OBJECTIVE:
Check each line of the listing for the word "edge" and give only the number of lines that have it.

MATERIAL FOR THE TASK:
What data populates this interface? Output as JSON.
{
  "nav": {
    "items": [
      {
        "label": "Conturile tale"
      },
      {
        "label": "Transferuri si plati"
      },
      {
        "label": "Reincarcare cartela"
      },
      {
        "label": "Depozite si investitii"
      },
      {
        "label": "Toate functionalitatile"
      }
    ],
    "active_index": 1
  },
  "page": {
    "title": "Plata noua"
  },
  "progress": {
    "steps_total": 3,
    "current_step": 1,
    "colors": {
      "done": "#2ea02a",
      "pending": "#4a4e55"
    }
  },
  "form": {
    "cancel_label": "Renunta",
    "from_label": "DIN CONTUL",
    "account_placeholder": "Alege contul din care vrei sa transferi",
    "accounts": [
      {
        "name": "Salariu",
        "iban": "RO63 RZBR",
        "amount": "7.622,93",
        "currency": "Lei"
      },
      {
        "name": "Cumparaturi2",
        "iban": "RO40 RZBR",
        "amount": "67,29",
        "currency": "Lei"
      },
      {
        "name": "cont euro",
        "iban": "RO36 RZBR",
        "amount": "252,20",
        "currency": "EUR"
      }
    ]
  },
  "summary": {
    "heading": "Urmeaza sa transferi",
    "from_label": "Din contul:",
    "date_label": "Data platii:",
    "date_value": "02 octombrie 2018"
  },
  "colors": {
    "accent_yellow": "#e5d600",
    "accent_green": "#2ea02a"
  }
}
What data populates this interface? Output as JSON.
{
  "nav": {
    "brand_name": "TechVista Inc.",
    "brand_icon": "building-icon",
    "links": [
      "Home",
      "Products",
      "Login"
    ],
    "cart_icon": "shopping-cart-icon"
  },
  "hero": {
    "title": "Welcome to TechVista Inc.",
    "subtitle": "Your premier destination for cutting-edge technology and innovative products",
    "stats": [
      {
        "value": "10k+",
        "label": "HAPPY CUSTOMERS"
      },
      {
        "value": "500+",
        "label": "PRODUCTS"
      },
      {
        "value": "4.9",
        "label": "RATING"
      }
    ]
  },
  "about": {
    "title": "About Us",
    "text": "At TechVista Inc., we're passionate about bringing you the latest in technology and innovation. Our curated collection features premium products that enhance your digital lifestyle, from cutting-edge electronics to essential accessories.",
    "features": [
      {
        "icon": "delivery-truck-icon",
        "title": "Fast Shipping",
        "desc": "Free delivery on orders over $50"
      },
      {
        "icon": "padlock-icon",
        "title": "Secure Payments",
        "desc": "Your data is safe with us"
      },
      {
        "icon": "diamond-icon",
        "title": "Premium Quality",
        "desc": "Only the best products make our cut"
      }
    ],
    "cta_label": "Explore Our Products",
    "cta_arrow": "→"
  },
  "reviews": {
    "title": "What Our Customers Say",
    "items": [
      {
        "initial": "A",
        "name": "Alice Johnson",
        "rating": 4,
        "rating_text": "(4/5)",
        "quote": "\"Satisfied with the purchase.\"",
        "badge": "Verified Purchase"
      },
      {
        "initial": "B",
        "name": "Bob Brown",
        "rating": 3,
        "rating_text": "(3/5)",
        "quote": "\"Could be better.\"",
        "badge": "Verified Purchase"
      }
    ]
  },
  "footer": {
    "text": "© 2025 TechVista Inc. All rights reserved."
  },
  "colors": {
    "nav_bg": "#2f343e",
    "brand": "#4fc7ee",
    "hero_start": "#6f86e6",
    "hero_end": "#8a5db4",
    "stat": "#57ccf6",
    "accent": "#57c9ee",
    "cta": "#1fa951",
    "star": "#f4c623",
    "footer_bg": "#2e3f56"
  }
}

WRITTEN SOLUTION:
2